Reproduce the material exactly, omitting nothing.
#### EXERCISE INPUT ####
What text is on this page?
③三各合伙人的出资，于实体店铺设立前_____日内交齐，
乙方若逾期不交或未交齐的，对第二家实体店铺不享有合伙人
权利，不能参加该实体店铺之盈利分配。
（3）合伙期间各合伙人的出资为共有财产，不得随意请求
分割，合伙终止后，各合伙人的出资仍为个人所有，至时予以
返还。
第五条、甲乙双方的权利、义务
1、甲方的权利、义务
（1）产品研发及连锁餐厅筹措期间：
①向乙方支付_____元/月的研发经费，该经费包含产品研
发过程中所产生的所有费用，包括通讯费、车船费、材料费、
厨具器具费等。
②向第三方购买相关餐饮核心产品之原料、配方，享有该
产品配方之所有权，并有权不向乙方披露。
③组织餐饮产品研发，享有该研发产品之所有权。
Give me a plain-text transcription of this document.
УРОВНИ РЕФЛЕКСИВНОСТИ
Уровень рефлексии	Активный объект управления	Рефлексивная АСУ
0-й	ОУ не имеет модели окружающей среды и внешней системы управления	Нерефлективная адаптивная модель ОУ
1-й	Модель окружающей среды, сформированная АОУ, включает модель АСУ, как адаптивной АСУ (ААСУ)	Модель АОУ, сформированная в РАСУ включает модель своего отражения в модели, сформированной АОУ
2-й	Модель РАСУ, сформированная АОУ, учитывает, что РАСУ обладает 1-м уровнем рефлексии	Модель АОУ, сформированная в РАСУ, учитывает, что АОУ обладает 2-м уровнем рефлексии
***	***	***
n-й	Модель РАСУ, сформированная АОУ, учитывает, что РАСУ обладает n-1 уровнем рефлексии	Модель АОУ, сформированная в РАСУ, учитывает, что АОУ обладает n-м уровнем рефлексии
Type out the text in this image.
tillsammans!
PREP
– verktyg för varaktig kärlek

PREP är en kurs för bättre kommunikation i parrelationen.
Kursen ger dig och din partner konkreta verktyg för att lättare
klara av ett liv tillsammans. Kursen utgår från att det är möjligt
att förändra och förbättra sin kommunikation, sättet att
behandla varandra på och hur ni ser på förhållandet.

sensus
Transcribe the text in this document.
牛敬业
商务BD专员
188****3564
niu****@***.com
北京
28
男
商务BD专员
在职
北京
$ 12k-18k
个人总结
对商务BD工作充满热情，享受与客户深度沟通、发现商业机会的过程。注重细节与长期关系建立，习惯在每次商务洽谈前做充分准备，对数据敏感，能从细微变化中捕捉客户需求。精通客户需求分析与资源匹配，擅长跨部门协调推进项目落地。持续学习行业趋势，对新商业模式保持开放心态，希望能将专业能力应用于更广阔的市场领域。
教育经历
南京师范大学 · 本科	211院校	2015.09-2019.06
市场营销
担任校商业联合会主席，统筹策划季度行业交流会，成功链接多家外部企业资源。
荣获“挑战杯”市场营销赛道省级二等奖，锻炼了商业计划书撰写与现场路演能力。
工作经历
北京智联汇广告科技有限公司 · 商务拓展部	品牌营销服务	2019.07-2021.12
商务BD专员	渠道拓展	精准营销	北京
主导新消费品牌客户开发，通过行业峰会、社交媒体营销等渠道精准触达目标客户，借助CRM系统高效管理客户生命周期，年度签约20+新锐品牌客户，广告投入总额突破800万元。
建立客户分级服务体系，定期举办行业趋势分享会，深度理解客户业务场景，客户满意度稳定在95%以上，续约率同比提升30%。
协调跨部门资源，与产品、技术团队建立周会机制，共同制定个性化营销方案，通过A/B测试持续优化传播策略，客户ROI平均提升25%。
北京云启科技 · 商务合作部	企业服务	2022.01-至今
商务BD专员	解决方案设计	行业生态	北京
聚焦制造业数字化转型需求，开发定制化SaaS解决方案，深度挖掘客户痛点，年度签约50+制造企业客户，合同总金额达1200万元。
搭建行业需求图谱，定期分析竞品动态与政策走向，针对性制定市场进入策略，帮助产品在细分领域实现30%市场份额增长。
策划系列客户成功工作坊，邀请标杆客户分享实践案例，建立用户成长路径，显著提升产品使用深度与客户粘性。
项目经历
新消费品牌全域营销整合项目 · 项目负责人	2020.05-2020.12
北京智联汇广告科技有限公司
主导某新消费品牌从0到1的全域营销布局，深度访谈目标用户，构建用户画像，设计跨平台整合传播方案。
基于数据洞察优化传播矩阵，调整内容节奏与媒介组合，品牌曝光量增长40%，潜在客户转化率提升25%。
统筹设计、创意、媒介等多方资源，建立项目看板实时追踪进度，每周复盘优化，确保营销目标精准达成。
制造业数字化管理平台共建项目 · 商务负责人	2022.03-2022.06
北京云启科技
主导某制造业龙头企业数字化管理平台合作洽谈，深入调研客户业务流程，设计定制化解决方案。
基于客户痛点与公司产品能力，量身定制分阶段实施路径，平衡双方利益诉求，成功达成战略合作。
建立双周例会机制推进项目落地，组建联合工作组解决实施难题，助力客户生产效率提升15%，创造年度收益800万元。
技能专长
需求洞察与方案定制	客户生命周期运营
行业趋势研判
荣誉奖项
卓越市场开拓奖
####
* [RESPONSE TO THE EXERCISE]
What text is on this page?
③三各合伙人的出资，于实体店铺设立前_____日内交齐，
乙方若逾期不交或未交齐的，对第二家实体店铺不享有合伙人
权利，不能参加该实体店铺之盈利分配。
（3）合伙期间各合伙人的出资为共有财产，不得随意请求
分割，合伙终止后，各合伙人的出资仍为个人所有，至时予以
返还。
第五条、甲乙双方的权利、义务
1、甲方的权利、义务
（1）产品研发及连锁餐厅筹措期间：
①向乙方支付_____元/月的研发经费，该经费包含产品研
发过程中所产生的所有费用，包括通讯费、车船费、材料费、
厨具器具费等。
②向第三方购买相关餐饮核心产品之原料、配方，享有该
产品配方之所有权，并有权不向乙方披露。
③组织餐饮产品研发，享有该研发产品之所有权。
Give me a plain-text transcription of this document.
УРОВНИ РЕФЛЕКСИВНОСТИ
Уровень рефлексии	Активный объект управления	Рефлексивная АСУ
0-й	ОУ не имеет модели окружающей среды и внешней системы управления	Нерефлективная адаптивная модель ОУ
1-й	Модель окружающей среды, сформированная АОУ, включает модель АСУ, как адаптивной АСУ (ААСУ)	Модель АОУ, сформированная в РАСУ включает модель своего отражения в модели, сформированной АОУ
2-й	Модель РАСУ, сформированная АОУ, учитывает, что РАСУ обладает 1-м уровнем рефлексии	Модель АОУ, сформированная в РАСУ, учитывает, что АОУ обладает 2-м уровнем рефлексии
***	***	***
n-й	Модель РАСУ, сформированная АОУ, учитывает, что РАСУ обладает n-1 уровнем рефлексии	Модель АОУ, сформированная в РАСУ, учитывает, что АОУ обладает n-м уровнем рефлексии
Type out the text in this image.
tillsammans!
PREP
– verktyg för varaktig kärlek

PREP är en kurs för bättre kommunikation i parrelationen.
Kursen ger dig och din partner konkreta verktyg för att lättare
klara av ett liv tillsammans. Kursen utgår från att det är möjligt
att förändra och förbättra sin kommunikation, sättet att
behandla varandra på och hur ni ser på förhållandet.

sensus
Transcribe the text in this document.
牛敬业
商务BD专员
188****3564
niu****@***.com
北京
28
男
商务BD专员
在职
北京
$ 12k-18k
个人总结
对商务BD工作充满热情，享受与客户深度沟通、发现商业机会的过程。注重细节与长期关系建立，习惯在每次商务洽谈前做充分准备，对数据敏感，能从细微变化中捕捉客户需求。精通客户需求分析与资源匹配，擅长跨部门协调推进项目落地。持续学习行业趋势，对新商业模式保持开放心态，希望能将专业能力应用于更广阔的市场领域。
教育经历
南京师范大学 · 本科	211院校	2015.09-2019.06
市场营销
担任校商业联合会主席，统筹策划季度行业交流会，成功链接多家外部企业资源。
荣获“挑战杯”市场营销赛道省级二等奖，锻炼了商业计划书撰写与现场路演能力。
工作经历
北京智联汇广告科技有限公司 · 商务拓展部	品牌营销服务	2019.07-2021.12
商务BD专员	渠道拓展	精准营销	北京
主导新消费品牌客户开发，通过行业峰会、社交媒体营销等渠道精准触达目标客户，借助CRM系统高效管理客户生命周期，年度签约20+新锐品牌客户，广告投入总额突破800万元。
建立客户分级服务体系，定期举办行业趋势分享会，深度理解客户业务场景，客户满意度稳定在95%以上，续约率同比提升30%。
协调跨部门资源，与产品、技术团队建立周会机制，共同制定个性化营销方案，通过A/B测试持续优化传播策略，客户ROI平均提升25%。
北京云启科技 · 商务合作部	企业服务	2022.01-至今
商务BD专员	解决方案设计	行业生态	北京
聚焦制造业数字化转型需求，开发定制化SaaS解决方案，深度挖掘客户痛点，年度签约50+制造企业客户，合同总金额达1200万元。
搭建行业需求图谱，定期分析竞品动态与政策走向，针对性制定市场进入策略，帮助产品在细分领域实现30%市场份额增长。
策划系列客户成功工作坊，邀请标杆客户分享实践案例，建立用户成长路径，显著提升产品使用深度与客户粘性。
项目经历
新消费品牌全域营销整合项目 · 项目负责人	2020.05-2020.12
北京智联汇广告科技有限公司
主导某新消费品牌从0到1的全域营销布局，深度访谈目标用户，构建用户画像，设计跨平台整合传播方案。
基于数据洞察优化传播矩阵，调整内容节奏与媒介组合，品牌曝光量增长40%，潜在客户转化率提升25%。
统筹设计、创意、媒介等多方资源，建立项目看板实时追踪进度，每周复盘优化，确保营销目标精准达成。
制造业数字化管理平台共建项目 · 商务负责人	2022.03-2022.06
北京云启科技
主导某制造业龙头企业数字化管理平台合作洽谈，深入调研客户业务流程，设计定制化解决方案。
基于客户痛点与公司产品能力，量身定制分阶段实施路径，平衡双方利益诉求，成功达成战略合作。
建立双周例会机制推进项目落地，组建联合工作组解决实施难题，助力客户生产效率提升15%，创造年度收益800万元。
技能专长
需求洞察与方案定制	客户生命周期运营
行业趋势研判
荣誉奖项
卓越市场开拓奖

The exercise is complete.